Can you print the data exactly and leave out each image?

## Stored rows
________
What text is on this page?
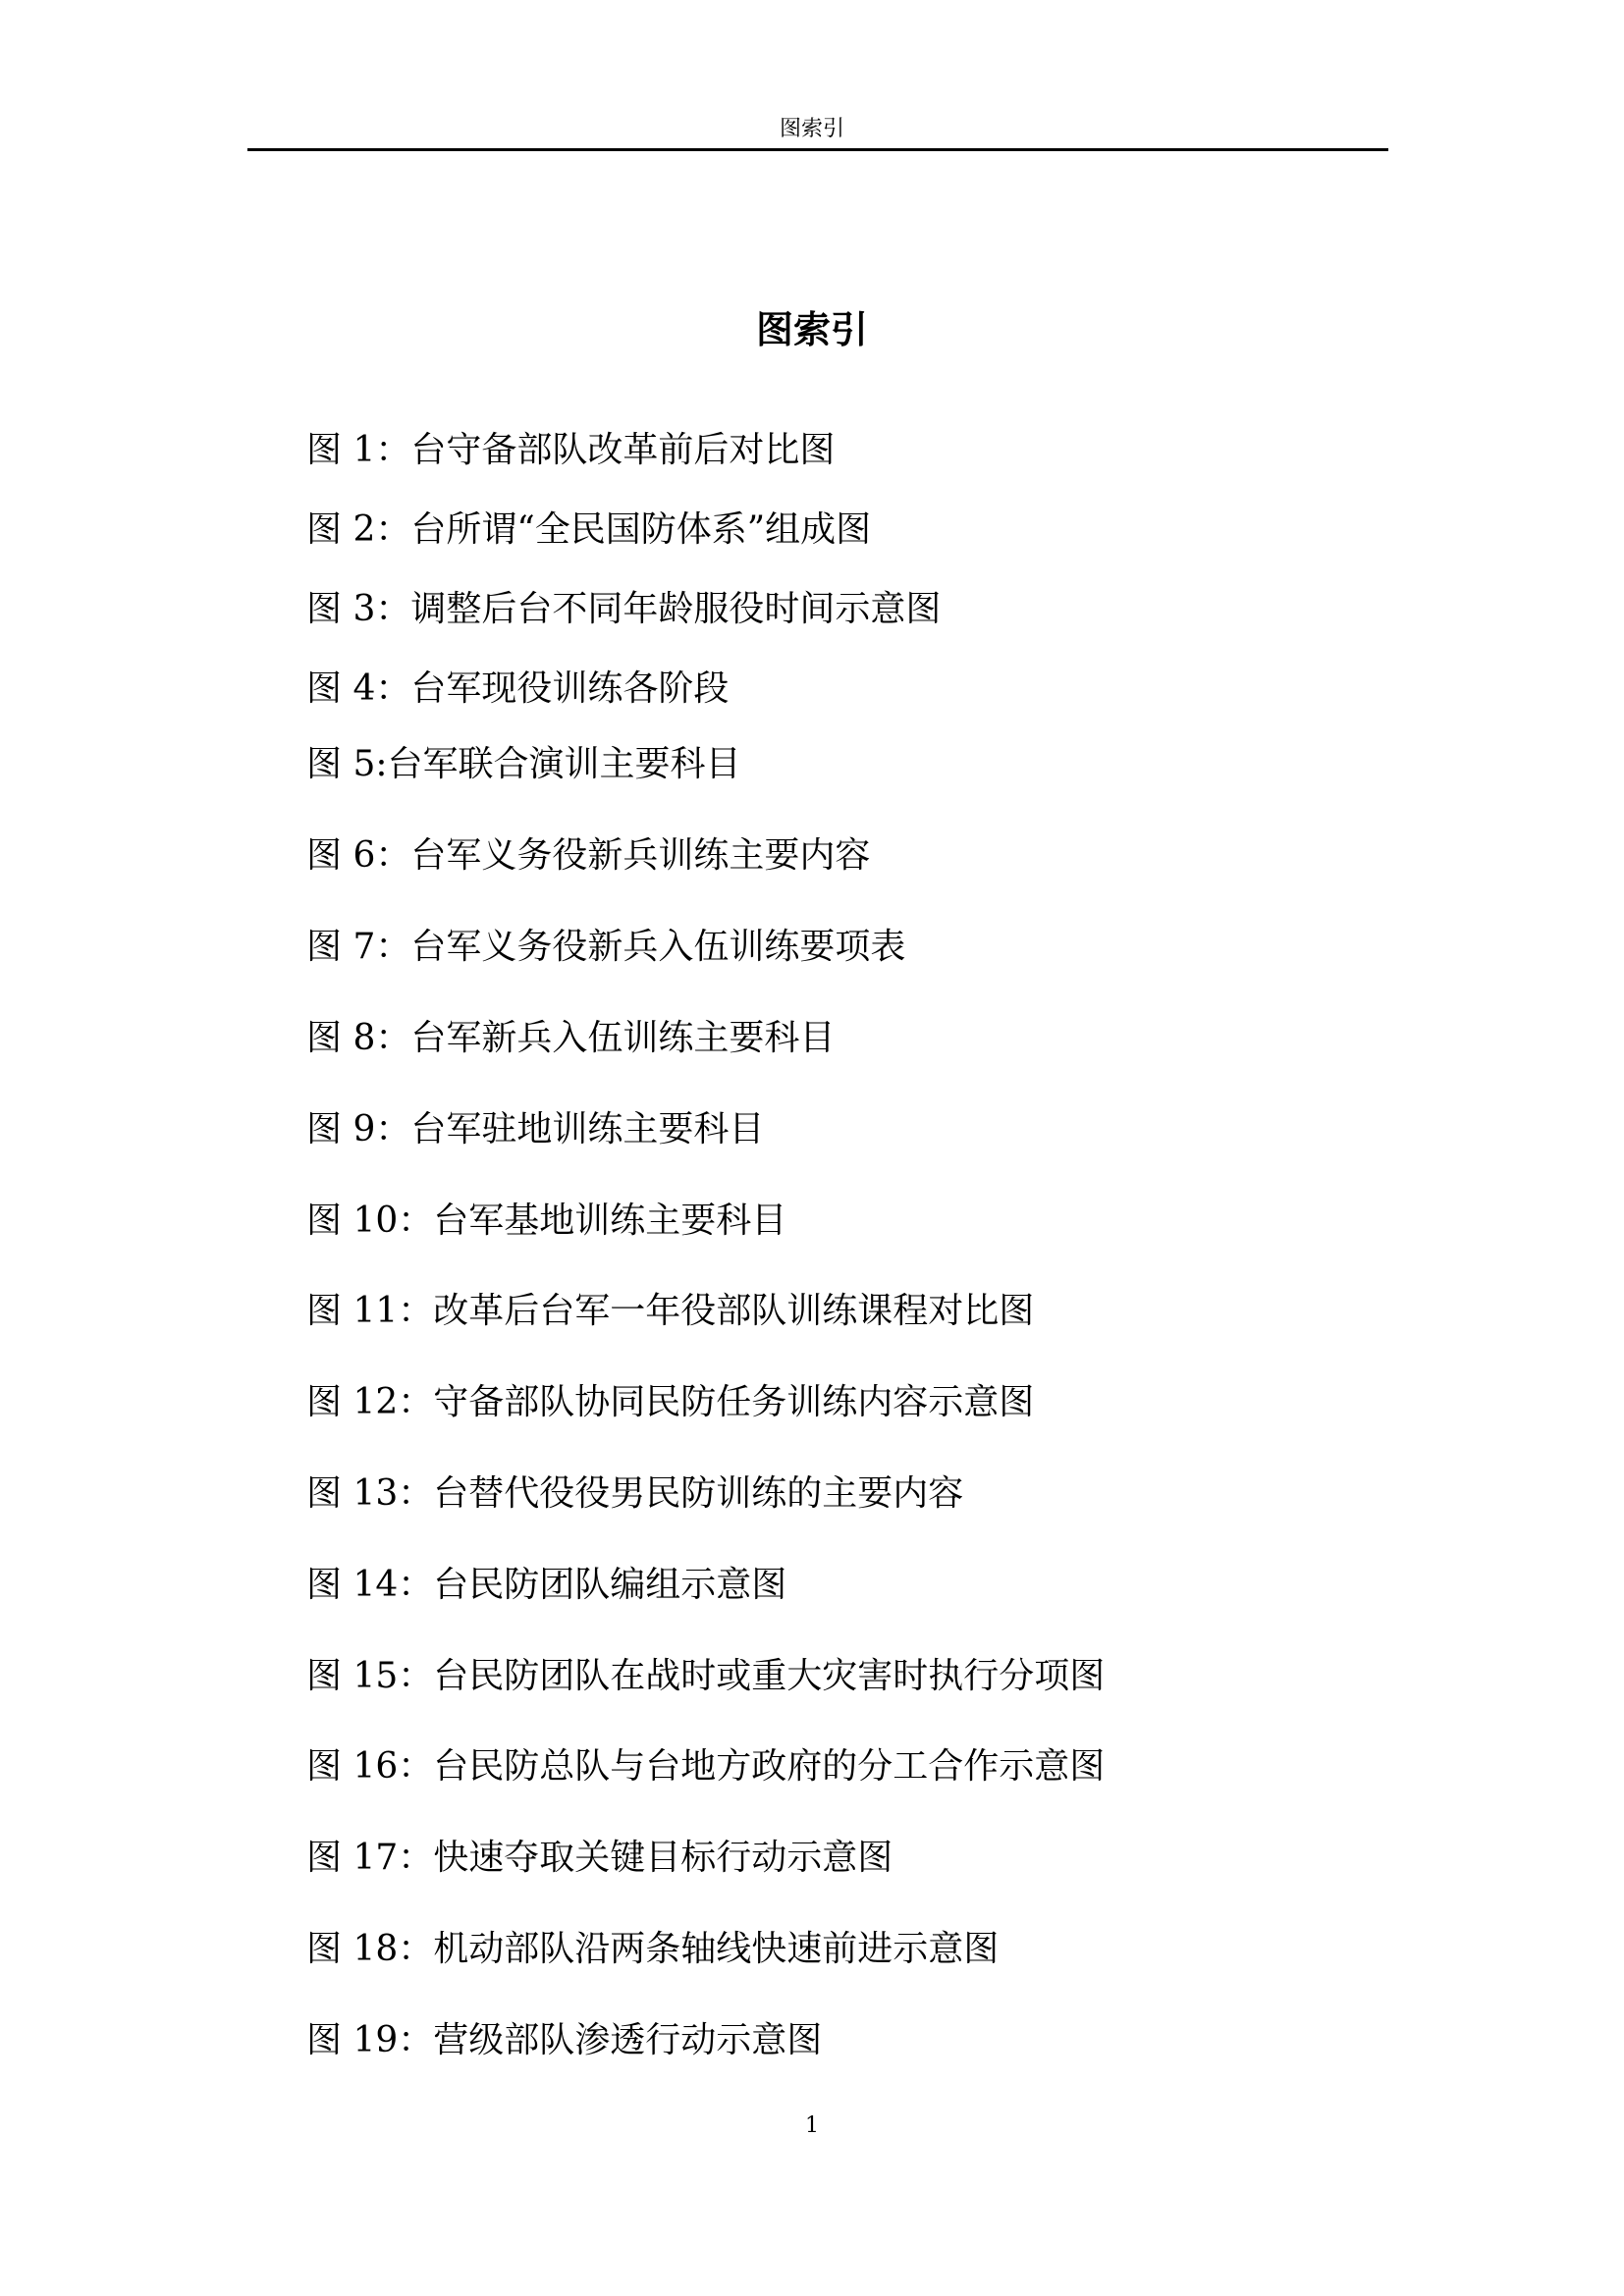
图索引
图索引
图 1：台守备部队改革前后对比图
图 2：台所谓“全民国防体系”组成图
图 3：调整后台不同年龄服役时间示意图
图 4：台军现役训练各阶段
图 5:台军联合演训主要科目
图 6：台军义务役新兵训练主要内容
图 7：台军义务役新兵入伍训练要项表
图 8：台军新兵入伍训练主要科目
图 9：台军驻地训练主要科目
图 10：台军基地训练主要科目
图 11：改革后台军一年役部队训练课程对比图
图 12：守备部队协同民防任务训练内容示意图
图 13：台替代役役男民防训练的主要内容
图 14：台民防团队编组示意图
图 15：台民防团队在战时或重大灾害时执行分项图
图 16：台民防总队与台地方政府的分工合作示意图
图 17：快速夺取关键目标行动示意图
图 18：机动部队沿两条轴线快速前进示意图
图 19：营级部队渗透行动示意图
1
________
## Exercise response
What text is on this page?
图索引
图索引
图 1：台守备部队改革前后对比图
图 2：台所谓“全民国防体系”组成图
图 3：调整后台不同年龄服役时间示意图
图 4：台军现役训练各阶段
图 5:台军联合演训主要科目
图 6：台军义务役新兵训练主要内容
图 7：台军义务役新兵入伍训练要项表
图 8：台军新兵入伍训练主要科目
图 9：台军驻地训练主要科目
图 10：台军基地训练主要科目
图 11：改革后台军一年役部队训练课程对比图
图 12：守备部队协同民防任务训练内容示意图
图 13：台替代役役男民防训练的主要内容
图 14：台民防团队编组示意图
图 15：台民防团队在战时或重大灾害时执行分项图
图 16：台民防总队与台地方政府的分工合作示意图
图 17：快速夺取关键目标行动示意图
图 18：机动部队沿两条轴线快速前进示意图
图 19：营级部队渗透行动示意图
1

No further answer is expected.